Dataset:
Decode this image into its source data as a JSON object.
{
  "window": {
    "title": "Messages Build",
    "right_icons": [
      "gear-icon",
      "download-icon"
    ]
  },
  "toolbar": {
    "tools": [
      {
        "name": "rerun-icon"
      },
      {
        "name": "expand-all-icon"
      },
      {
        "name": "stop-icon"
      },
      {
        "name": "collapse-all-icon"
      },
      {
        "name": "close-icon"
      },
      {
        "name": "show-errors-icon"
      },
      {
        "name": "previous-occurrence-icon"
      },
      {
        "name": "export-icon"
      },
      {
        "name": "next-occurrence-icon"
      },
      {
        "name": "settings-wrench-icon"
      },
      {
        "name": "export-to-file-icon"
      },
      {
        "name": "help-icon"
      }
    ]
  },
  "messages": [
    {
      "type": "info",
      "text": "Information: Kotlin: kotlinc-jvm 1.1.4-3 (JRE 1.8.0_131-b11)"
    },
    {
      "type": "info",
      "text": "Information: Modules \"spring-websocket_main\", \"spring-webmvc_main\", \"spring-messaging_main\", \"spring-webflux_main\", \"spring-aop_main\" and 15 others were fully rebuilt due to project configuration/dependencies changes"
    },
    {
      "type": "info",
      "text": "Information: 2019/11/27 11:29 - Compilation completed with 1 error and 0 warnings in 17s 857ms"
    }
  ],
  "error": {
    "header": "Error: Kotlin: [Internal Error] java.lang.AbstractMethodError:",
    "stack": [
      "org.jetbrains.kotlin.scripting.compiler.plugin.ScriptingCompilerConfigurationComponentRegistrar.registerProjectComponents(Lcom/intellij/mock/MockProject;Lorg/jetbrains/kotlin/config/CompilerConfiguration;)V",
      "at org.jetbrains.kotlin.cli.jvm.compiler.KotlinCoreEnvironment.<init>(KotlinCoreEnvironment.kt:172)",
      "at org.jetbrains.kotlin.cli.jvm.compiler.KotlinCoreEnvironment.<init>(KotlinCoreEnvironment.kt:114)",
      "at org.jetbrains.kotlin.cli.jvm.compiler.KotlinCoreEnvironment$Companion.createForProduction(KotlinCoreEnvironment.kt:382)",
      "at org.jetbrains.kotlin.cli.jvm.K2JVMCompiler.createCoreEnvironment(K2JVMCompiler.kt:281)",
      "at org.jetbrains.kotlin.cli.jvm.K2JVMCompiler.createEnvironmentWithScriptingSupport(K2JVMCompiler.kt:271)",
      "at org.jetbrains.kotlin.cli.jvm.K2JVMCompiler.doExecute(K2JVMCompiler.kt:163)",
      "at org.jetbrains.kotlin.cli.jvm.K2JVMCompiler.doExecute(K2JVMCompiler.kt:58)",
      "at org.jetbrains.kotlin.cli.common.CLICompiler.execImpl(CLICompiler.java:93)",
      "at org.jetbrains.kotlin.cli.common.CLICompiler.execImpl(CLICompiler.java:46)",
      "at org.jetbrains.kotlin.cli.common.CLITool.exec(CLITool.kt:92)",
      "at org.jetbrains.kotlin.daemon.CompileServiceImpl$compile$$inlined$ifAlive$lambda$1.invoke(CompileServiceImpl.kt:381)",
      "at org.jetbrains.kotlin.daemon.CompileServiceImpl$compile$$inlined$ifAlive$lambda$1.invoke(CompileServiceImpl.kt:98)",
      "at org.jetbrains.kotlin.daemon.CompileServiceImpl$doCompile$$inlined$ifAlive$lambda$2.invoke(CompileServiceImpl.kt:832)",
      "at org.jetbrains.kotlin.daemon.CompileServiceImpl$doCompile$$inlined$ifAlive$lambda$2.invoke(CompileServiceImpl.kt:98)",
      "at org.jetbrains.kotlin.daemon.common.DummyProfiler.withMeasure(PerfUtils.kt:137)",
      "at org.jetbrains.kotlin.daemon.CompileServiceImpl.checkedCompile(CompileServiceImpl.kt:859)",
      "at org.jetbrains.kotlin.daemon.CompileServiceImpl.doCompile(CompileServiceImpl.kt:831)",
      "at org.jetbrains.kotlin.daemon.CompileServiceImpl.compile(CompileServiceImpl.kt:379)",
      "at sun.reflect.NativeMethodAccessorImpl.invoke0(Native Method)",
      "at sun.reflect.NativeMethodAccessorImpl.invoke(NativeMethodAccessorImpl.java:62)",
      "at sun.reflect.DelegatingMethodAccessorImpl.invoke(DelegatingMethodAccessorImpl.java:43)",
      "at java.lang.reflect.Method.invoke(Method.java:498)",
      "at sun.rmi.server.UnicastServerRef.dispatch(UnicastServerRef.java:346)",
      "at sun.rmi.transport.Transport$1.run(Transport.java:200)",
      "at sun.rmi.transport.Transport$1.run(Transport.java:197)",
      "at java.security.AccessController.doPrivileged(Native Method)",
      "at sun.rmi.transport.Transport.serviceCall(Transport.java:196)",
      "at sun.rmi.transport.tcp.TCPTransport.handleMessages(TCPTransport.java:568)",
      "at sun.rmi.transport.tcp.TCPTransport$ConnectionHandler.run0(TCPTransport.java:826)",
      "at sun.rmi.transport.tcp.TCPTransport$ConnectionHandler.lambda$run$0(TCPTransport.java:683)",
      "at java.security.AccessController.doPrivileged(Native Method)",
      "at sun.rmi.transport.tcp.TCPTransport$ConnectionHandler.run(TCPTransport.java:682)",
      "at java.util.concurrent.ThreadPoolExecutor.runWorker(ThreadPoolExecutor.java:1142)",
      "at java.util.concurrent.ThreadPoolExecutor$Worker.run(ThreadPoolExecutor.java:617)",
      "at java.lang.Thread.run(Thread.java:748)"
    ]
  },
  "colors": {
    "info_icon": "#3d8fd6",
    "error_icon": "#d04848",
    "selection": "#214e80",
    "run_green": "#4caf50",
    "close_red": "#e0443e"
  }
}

Task statement:
Output the records above in their entirety, exactly.

The completed task:
Decode this image into its source data as a JSON object.
{
  "window": {
    "title": "Messages Build",
    "right_icons": [
      "gear-icon",
      "download-icon"
    ]
  },
  "toolbar": {
    "tools": [
      {
        "name": "rerun-icon"
      },
      {
        "name": "expand-all-icon"
      },
      {
        "name": "stop-icon"
      },
      {
        "name": "collapse-all-icon"
      },
      {
        "name": "close-icon"
      },
      {
        "name": "show-errors-icon"
      },
      {
        "name": "previous-occurrence-icon"
      },
      {
        "name": "export-icon"
      },
      {
        "name": "next-occurrence-icon"
      },
      {
        "name": "settings-wrench-icon"
      },
      {
        "name": "export-to-file-icon"
      },
      {
        "name": "help-icon"
      }
    ]
  },
  "messages": [
    {
      "type": "info",
      "text": "Information: Kotlin: kotlinc-jvm 1.1.4-3 (JRE 1.8.0_131-b11)"
    },
    {
      "type": "info",
      "text": "Information: Modules \"spring-websocket_main\", \"spring-webmvc_main\", \"spring-messaging_main\", \"spring-webflux_main\", \"spring-aop_main\" and 15 others were fully rebuilt due to project configuration/dependencies changes"
    },
    {
      "type": "info",
      "text": "Information: 2019/11/27 11:29 - Compilation completed with 1 error and 0 warnings in 17s 857ms"
    }
  ],
  "error": {
    "header": "Error: Kotlin: [Internal Error] java.lang.AbstractMethodError:",
    "stack": [
      "org.jetbrains.kotlin.scripting.compiler.plugin.ScriptingCompilerConfigurationComponentRegistrar.registerProjectComponents(Lcom/intellij/mock/MockProject;Lorg/jetbrains/kotlin/config/CompilerConfiguration;)V",
      "at org.jetbrains.kotlin.cli.jvm.compiler.KotlinCoreEnvironment.<init>(KotlinCoreEnvironment.kt:172)",
      "at org.jetbrains.kotlin.cli.jvm.compiler.KotlinCoreEnvironment.<init>(KotlinCoreEnvironment.kt:114)",
      "at org.jetbrains.kotlin.cli.jvm.compiler.KotlinCoreEnvironment$Companion.createForProduction(KotlinCoreEnvironment.kt:382)",
      "at org.jetbrains.kotlin.cli.jvm.K2JVMCompiler.createCoreEnvironment(K2JVMCompiler.kt:281)",
      "at org.jetbrains.kotlin.cli.jvm.K2JVMCompiler.createEnvironmentWithScriptingSupport(K2JVMCompiler.kt:271)",
      "at org.jetbrains.kotlin.cli.jvm.K2JVMCompiler.doExecute(K2JVMCompiler.kt:163)",
      "at org.jetbrains.kotlin.cli.jvm.K2JVMCompiler.doExecute(K2JVMCompiler.kt:58)",
      "at org.jetbrains.kotlin.cli.common.CLICompiler.execImpl(CLICompiler.java:93)",
      "at org.jetbrains.kotlin.cli.common.CLICompiler.execImpl(CLICompiler.java:46)",
      "at org.jetbrains.kotlin.cli.common.CLITool.exec(CLITool.kt:92)",
      "at org.jetbrains.kotlin.daemon.CompileServiceImpl$compile$$inlined$ifAlive$lambda$1.invoke(CompileServiceImpl.kt:381)",
      "at org.jetbrains.kotlin.daemon.CompileServiceImpl$compile$$inlined$ifAlive$lambda$1.invoke(CompileServiceImpl.kt:98)",
      "at org.jetbrains.kotlin.daemon.CompileServiceImpl$doCompile$$inlined$ifAlive$lambda$2.invoke(CompileServiceImpl.kt:832)",
      "at org.jetbrains.kotlin.daemon.CompileServiceImpl$doCompile$$inlined$ifAlive$lambda$2.invoke(CompileServiceImpl.kt:98)",
      "at org.jetbrains.kotlin.daemon.common.DummyProfiler.withMeasure(PerfUtils.kt:137)",
      "at org.jetbrains.kotlin.daemon.CompileServiceImpl.checkedCompile(CompileServiceImpl.kt:859)",
      "at org.jetbrains.kotlin.daemon.CompileServiceImpl.doCompile(CompileServiceImpl.kt:831)",
      "at org.jetbrains.kotlin.daemon.CompileServiceImpl.compile(CompileServiceImpl.kt:379)",
      "at sun.reflect.NativeMethodAccessorImpl.invoke0(Native Method)",
      "at sun.reflect.NativeMethodAccessorImpl.invoke(NativeMethodAccessorImpl.java:62)",
      "at sun.reflect.DelegatingMethodAccessorImpl.invoke(DelegatingMethodAccessorImpl.java:43)",
      "at java.lang.reflect.Method.invoke(Method.java:498)",
      "at sun.rmi.server.UnicastServerRef.dispatch(UnicastServerRef.java:346)",
      "at sun.rmi.transport.Transport$1.run(Transport.java:200)",
      "at sun.rmi.transport.Transport$1.run(Transport.java:197)",
      "at java.security.AccessController.doPrivileged(Native Method)",
      "at sun.rmi.transport.Transport.serviceCall(Transport.java:196)",
      "at sun.rmi.transport.tcp.TCPTransport.handleMessages(TCPTransport.java:568)",
      "at sun.rmi.transport.tcp.TCPTransport$ConnectionHandler.run0(TCPTransport.java:826)",
      "at sun.rmi.transport.tcp.TCPTransport$ConnectionHandler.lambda$run$0(TCPTransport.java:683)",
      "at java.security.AccessController.doPrivileged(Native Method)",
      "at sun.rmi.transport.tcp.TCPTransport$ConnectionHandler.run(TCPTransport.java:682)",
      "at java.util.concurrent.ThreadPoolExecutor.runWorker(ThreadPoolExecutor.java:1142)",
      "at java.util.concurrent.ThreadPoolExecutor$Worker.run(ThreadPoolExecutor.java:617)",
      "at java.lang.Thread.run(Thread.java:748)"
    ]
  },
  "colors": {
    "info_icon": "#3d8fd6",
    "error_icon": "#d04848",
    "selection": "#214e80",
    "run_green": "#4caf50",
    "close_red": "#e0443e"
  }
}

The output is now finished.